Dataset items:

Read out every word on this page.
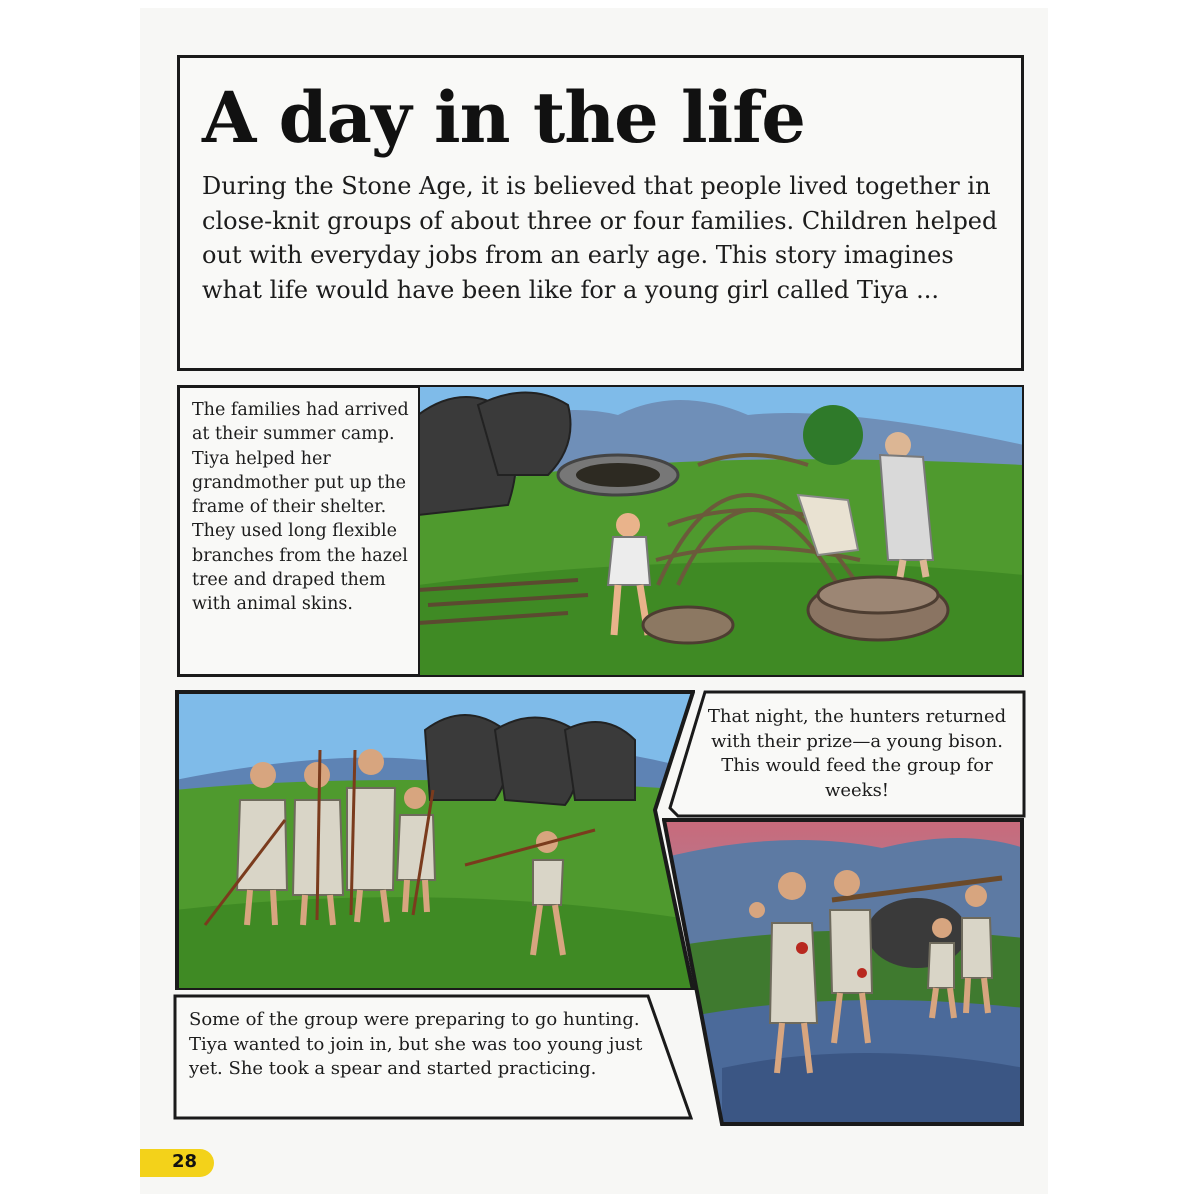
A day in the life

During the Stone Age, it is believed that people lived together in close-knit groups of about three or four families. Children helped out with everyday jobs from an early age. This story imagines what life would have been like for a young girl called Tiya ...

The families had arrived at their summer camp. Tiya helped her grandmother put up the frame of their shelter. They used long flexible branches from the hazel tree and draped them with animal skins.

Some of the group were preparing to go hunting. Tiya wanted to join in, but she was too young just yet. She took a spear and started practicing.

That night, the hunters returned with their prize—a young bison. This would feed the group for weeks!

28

---

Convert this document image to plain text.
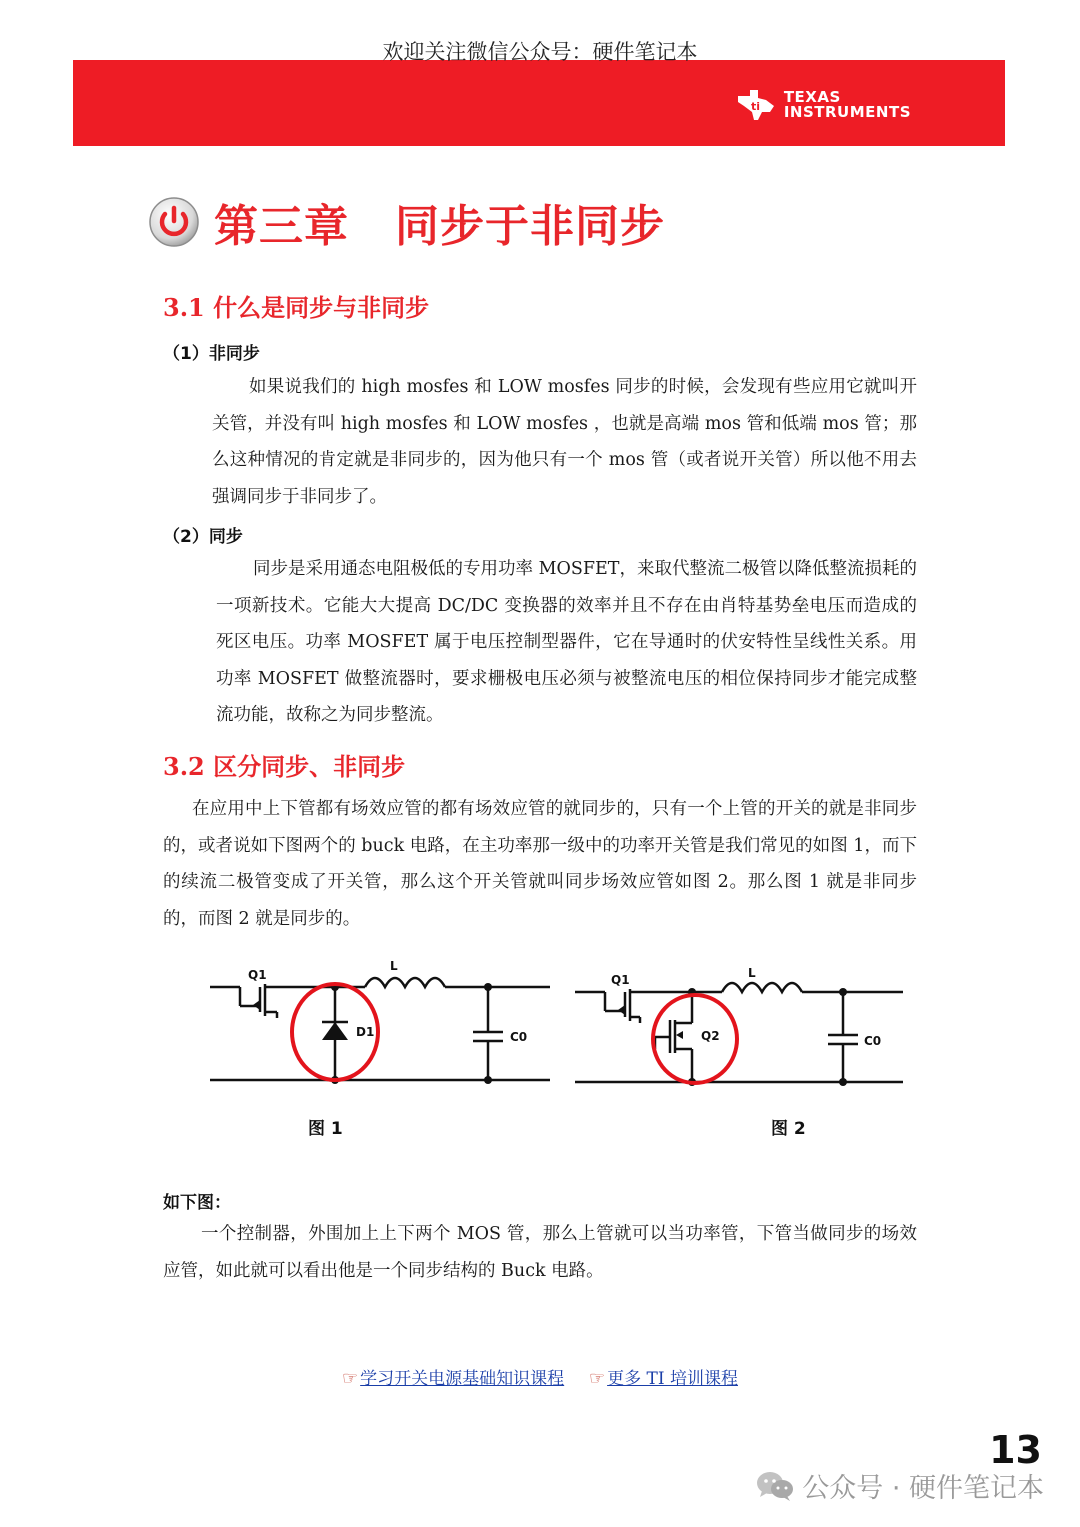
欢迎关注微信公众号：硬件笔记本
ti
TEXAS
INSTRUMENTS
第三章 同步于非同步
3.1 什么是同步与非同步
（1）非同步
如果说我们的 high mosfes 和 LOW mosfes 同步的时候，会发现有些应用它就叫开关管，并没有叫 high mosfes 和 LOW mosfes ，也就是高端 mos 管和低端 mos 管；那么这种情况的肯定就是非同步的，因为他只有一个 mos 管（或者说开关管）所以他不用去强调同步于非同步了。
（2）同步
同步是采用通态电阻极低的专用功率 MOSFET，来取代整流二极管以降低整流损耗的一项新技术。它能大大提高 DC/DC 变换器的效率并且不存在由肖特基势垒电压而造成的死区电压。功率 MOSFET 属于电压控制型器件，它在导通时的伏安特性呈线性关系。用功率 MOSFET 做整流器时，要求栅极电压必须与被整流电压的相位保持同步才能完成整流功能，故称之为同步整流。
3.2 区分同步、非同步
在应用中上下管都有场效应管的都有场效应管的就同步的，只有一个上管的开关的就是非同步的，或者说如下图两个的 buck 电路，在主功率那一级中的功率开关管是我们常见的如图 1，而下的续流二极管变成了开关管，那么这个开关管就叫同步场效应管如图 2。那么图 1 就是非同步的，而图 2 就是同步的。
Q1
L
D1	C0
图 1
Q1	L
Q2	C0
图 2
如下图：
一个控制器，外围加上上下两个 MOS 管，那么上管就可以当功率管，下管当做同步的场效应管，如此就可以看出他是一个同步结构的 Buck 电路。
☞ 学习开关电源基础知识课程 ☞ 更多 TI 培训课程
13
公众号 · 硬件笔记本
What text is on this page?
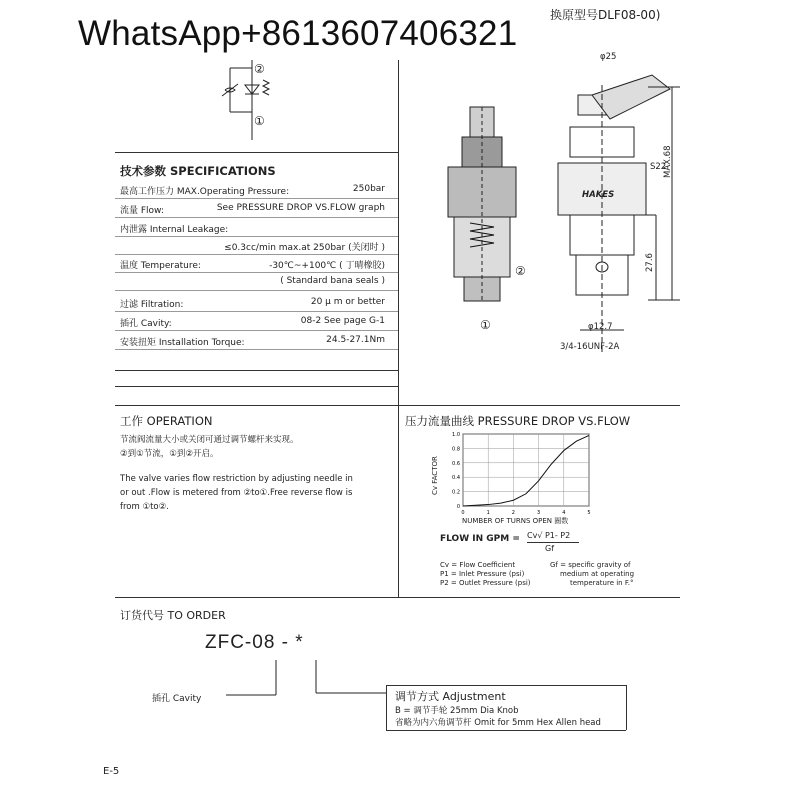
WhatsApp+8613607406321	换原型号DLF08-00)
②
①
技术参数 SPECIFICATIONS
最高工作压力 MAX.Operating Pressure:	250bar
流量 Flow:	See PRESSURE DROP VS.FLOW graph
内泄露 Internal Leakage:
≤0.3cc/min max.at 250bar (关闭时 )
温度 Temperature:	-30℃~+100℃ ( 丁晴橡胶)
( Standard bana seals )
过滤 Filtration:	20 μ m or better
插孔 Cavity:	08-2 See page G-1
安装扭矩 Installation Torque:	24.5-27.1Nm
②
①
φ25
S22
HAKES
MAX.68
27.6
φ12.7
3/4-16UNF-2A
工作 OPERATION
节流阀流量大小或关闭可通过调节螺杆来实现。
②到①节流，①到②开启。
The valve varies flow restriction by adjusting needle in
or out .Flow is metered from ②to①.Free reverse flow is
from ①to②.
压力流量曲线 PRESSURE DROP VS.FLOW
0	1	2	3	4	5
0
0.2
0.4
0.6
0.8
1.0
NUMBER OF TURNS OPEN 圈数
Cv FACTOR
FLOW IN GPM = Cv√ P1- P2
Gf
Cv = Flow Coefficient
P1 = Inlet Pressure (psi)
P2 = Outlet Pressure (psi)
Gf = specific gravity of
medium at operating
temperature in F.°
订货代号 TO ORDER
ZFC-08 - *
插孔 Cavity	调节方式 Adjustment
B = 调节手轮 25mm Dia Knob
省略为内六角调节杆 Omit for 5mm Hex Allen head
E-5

> Set problem:
All lines above with "helped" in them should be returned.

> Response:
During the Stone Age, it is believed that people lived together in close-knit groups of about three or four families. Children helped out with everyday jobs from an early age. This story imagines what life would have been like for a young girl called Tiya ...
The families had arrived at their summer camp. Tiya helped her grandmother put up the frame of their shelter. They used long flexible branches from the hazel tree and draped them with animal skins.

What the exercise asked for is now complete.